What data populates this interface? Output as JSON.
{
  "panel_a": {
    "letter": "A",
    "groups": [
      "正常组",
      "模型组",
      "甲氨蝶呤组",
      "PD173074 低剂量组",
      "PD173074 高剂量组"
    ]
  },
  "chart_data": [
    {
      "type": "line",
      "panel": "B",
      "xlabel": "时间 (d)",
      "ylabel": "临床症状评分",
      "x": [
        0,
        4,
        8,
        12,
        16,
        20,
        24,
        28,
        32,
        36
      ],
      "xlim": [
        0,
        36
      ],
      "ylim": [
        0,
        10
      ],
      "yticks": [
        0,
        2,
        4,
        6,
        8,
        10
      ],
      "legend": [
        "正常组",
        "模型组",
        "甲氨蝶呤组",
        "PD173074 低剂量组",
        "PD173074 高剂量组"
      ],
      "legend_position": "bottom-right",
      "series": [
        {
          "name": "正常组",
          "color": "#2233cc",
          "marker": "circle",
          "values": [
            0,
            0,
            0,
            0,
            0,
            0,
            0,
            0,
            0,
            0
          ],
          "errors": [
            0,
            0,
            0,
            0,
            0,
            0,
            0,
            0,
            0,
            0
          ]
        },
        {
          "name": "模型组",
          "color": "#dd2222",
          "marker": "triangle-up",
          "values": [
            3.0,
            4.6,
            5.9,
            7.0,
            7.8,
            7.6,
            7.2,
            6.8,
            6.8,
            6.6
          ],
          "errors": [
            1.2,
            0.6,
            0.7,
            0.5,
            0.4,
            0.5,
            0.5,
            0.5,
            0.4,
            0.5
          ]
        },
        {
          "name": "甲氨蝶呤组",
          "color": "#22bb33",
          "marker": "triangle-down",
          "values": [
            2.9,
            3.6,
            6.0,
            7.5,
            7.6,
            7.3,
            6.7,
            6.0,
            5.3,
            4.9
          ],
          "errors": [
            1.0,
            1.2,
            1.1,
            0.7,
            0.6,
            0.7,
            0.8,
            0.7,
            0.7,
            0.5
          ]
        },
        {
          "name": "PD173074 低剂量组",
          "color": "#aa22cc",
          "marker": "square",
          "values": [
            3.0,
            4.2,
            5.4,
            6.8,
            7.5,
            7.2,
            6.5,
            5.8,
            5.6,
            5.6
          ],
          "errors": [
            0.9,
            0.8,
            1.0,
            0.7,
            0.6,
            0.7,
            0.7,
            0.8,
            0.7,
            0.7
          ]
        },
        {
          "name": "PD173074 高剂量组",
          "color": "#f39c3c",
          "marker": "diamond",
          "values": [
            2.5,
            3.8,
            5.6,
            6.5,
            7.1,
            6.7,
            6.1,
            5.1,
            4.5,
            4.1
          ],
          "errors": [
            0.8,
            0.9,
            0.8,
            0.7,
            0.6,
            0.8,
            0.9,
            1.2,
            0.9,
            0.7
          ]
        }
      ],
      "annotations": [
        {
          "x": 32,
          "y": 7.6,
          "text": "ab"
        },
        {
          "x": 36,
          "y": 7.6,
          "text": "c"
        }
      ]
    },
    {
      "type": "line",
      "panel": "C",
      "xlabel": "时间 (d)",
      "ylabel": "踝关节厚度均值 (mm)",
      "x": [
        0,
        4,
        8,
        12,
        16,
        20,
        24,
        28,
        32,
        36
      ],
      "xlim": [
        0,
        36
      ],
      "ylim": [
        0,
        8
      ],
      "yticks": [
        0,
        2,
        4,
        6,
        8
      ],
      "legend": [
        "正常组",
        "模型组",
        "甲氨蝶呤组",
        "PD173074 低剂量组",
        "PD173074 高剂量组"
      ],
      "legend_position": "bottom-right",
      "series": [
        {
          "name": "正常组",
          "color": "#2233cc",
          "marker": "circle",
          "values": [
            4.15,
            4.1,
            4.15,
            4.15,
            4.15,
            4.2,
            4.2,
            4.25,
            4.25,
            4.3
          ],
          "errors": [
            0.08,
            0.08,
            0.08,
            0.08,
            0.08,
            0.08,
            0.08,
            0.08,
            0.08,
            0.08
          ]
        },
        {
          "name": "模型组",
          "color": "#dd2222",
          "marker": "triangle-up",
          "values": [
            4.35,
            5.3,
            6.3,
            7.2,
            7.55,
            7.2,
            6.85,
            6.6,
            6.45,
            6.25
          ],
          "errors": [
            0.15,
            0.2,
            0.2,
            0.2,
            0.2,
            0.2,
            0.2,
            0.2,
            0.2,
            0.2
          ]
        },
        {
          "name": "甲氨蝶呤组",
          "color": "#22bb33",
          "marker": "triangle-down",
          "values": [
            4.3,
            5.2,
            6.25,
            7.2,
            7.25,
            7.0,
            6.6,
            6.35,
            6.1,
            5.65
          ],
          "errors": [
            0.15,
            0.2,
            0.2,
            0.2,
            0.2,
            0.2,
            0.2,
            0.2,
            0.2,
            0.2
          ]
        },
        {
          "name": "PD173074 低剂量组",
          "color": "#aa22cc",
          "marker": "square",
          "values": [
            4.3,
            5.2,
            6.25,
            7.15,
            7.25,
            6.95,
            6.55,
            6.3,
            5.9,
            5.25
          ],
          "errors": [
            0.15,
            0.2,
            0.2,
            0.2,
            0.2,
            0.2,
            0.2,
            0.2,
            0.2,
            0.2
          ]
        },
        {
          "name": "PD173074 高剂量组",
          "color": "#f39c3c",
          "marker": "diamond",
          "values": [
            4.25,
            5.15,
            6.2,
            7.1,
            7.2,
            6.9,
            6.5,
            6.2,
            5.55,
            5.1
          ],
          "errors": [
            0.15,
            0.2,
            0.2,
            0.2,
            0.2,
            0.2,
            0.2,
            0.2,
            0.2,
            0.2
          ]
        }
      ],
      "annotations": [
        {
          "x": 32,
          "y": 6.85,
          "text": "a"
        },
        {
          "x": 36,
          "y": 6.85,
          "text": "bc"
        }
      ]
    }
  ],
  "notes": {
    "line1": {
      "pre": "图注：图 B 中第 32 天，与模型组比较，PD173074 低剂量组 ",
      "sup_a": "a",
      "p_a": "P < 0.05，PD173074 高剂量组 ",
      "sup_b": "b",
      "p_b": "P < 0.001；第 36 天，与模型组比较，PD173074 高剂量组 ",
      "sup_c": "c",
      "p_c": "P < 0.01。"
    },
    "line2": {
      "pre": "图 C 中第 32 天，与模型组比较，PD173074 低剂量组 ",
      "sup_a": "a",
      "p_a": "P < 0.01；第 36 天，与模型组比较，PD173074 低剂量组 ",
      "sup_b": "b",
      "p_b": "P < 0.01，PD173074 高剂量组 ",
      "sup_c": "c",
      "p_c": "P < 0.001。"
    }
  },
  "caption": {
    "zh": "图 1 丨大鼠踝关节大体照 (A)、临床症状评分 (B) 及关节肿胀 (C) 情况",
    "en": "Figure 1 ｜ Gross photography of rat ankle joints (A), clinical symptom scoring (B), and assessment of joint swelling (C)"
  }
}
────────────────────────────────────────
• **DIRECTIONS FOR THIS TASK**
Nothing may be left out: return each entry exactly as it reads.

• **WRITTEN ANSWER**
What data populates this interface? Output as JSON.
{
  "panel_a": {
    "letter": "A",
    "groups": [
      "正常组",
      "模型组",
      "甲氨蝶呤组",
      "PD173074 低剂量组",
      "PD173074 高剂量组"
    ]
  },
  "chart_data": [
    {
      "type": "line",
      "panel": "B",
      "xlabel": "时间 (d)",
      "ylabel": "临床症状评分",
      "x": [
        0,
        4,
        8,
        12,
        16,
        20,
        24,
        28,
        32,
        36
      ],
      "xlim": [
        0,
        36
      ],
      "ylim": [
        0,
        10
      ],
      "yticks": [
        0,
        2,
        4,
        6,
        8,
        10
      ],
      "legend": [
        "正常组",
        "模型组",
        "甲氨蝶呤组",
        "PD173074 低剂量组",
        "PD173074 高剂量组"
      ],
      "legend_position": "bottom-right",
      "series": [
        {
          "name": "正常组",
          "color": "#2233cc",
          "marker": "circle",
          "values": [
            0,
            0,
            0,
            0,
            0,
            0,
            0,
            0,
            0,
            0
          ],
          "errors": [
            0,
            0,
            0,
            0,
            0,
            0,
            0,
            0,
            0,
            0
          ]
        },
        {
          "name": "模型组",
          "color": "#dd2222",
          "marker": "triangle-up",
          "values": [
            3.0,
            4.6,
            5.9,
            7.0,
            7.8,
            7.6,
            7.2,
            6.8,
            6.8,
            6.6
          ],
          "errors": [
            1.2,
            0.6,
            0.7,
            0.5,
            0.4,
            0.5,
            0.5,
            0.5,
            0.4,
            0.5
          ]
        },
        {
          "name": "甲氨蝶呤组",
          "color": "#22bb33",
          "marker": "triangle-down",
          "values": [
            2.9,
            3.6,
            6.0,
            7.5,
            7.6,
            7.3,
            6.7,
            6.0,
            5.3,
            4.9
          ],
          "errors": [
            1.0,
            1.2,
            1.1,
            0.7,
            0.6,
            0.7,
            0.8,
            0.7,
            0.7,
            0.5
          ]
        },
        {
          "name": "PD173074 低剂量组",
          "color": "#aa22cc",
          "marker": "square",
          "values": [
            3.0,
            4.2,
            5.4,
            6.8,
            7.5,
            7.2,
            6.5,
            5.8,
            5.6,
            5.6
          ],
          "errors": [
            0.9,
            0.8,
            1.0,
            0.7,
            0.6,
            0.7,
            0.7,
            0.8,
            0.7,
            0.7
          ]
        },
        {
          "name": "PD173074 高剂量组",
          "color": "#f39c3c",
          "marker": "diamond",
          "values": [
            2.5,
            3.8,
            5.6,
            6.5,
            7.1,
            6.7,
            6.1,
            5.1,
            4.5,
            4.1
          ],
          "errors": [
            0.8,
            0.9,
            0.8,
            0.7,
            0.6,
            0.8,
            0.9,
            1.2,
            0.9,
            0.7
          ]
        }
      ],
      "annotations": [
        {
          "x": 32,
          "y": 7.6,
          "text": "ab"
        },
        {
          "x": 36,
          "y": 7.6,
          "text": "c"
        }
      ]
    },
    {
      "type": "line",
      "panel": "C",
      "xlabel": "时间 (d)",
      "ylabel": "踝关节厚度均值 (mm)",
      "x": [
        0,
        4,
        8,
        12,
        16,
        20,
        24,
        28,
        32,
        36
      ],
      "xlim": [
        0,
        36
      ],
      "ylim": [
        0,
        8
      ],
      "yticks": [
        0,
        2,
        4,
        6,
        8
      ],
      "legend": [
        "正常组",
        "模型组",
        "甲氨蝶呤组",
        "PD173074 低剂量组",
        "PD173074 高剂量组"
      ],
      "legend_position": "bottom-right",
      "series": [
        {
          "name": "正常组",
          "color": "#2233cc",
          "marker": "circle",
          "values": [
            4.15,
            4.1,
            4.15,
            4.15,
            4.15,
            4.2,
            4.2,
            4.25,
            4.25,
            4.3
          ],
          "errors": [
            0.08,
            0.08,
            0.08,
            0.08,
            0.08,
            0.08,
            0.08,
            0.08,
            0.08,
            0.08
          ]
        },
        {
          "name": "模型组",
          "color": "#dd2222",
          "marker": "triangle-up",
          "values": [
            4.35,
            5.3,
            6.3,
            7.2,
            7.55,
            7.2,
            6.85,
            6.6,
            6.45,
            6.25
          ],
          "errors": [
            0.15,
            0.2,
            0.2,
            0.2,
            0.2,
            0.2,
            0.2,
            0.2,
            0.2,
            0.2
          ]
        },
        {
          "name": "甲氨蝶呤组",
          "color": "#22bb33",
          "marker": "triangle-down",
          "values": [
            4.3,
            5.2,
            6.25,
            7.2,
            7.25,
            7.0,
            6.6,
            6.35,
            6.1,
            5.65
          ],
          "errors": [
            0.15,
            0.2,
            0.2,
            0.2,
            0.2,
            0.2,
            0.2,
            0.2,
            0.2,
            0.2
          ]
        },
        {
          "name": "PD173074 低剂量组",
          "color": "#aa22cc",
          "marker": "square",
          "values": [
            4.3,
            5.2,
            6.25,
            7.15,
            7.25,
            6.95,
            6.55,
            6.3,
            5.9,
            5.25
          ],
          "errors": [
            0.15,
            0.2,
            0.2,
            0.2,
            0.2,
            0.2,
            0.2,
            0.2,
            0.2,
            0.2
          ]
        },
        {
          "name": "PD173074 高剂量组",
          "color": "#f39c3c",
          "marker": "diamond",
          "values": [
            4.25,
            5.15,
            6.2,
            7.1,
            7.2,
            6.9,
            6.5,
            6.2,
            5.55,
            5.1
          ],
          "errors": [
            0.15,
            0.2,
            0.2,
            0.2,
            0.2,
            0.2,
            0.2,
            0.2,
            0.2,
            0.2
          ]
        }
      ],
      "annotations": [
        {
          "x": 32,
          "y": 6.85,
          "text": "a"
        },
        {
          "x": 36,
          "y": 6.85,
          "text": "bc"
        }
      ]
    }
  ],
  "notes": {
    "line1": {
      "pre": "图注：图 B 中第 32 天，与模型组比较，PD173074 低剂量组 ",
      "sup_a": "a",
      "p_a": "P < 0.05，PD173074 高剂量组 ",
      "sup_b": "b",
      "p_b": "P < 0.001；第 36 天，与模型组比较，PD173074 高剂量组 ",
      "sup_c": "c",
      "p_c": "P < 0.01。"
    },
    "line2": {
      "pre": "图 C 中第 32 天，与模型组比较，PD173074 低剂量组 ",
      "sup_a": "a",
      "p_a": "P < 0.01；第 36 天，与模型组比较，PD173074 低剂量组 ",
      "sup_b": "b",
      "p_b": "P < 0.01，PD173074 高剂量组 ",
      "sup_c": "c",
      "p_c": "P < 0.001。"
    }
  },
  "caption": {
    "zh": "图 1 丨大鼠踝关节大体照 (A)、临床症状评分 (B) 及关节肿胀 (C) 情况",
    "en": "Figure 1 ｜ Gross photography of rat ankle joints (A), clinical symptom scoring (B), and assessment of joint swelling (C)"
  }
}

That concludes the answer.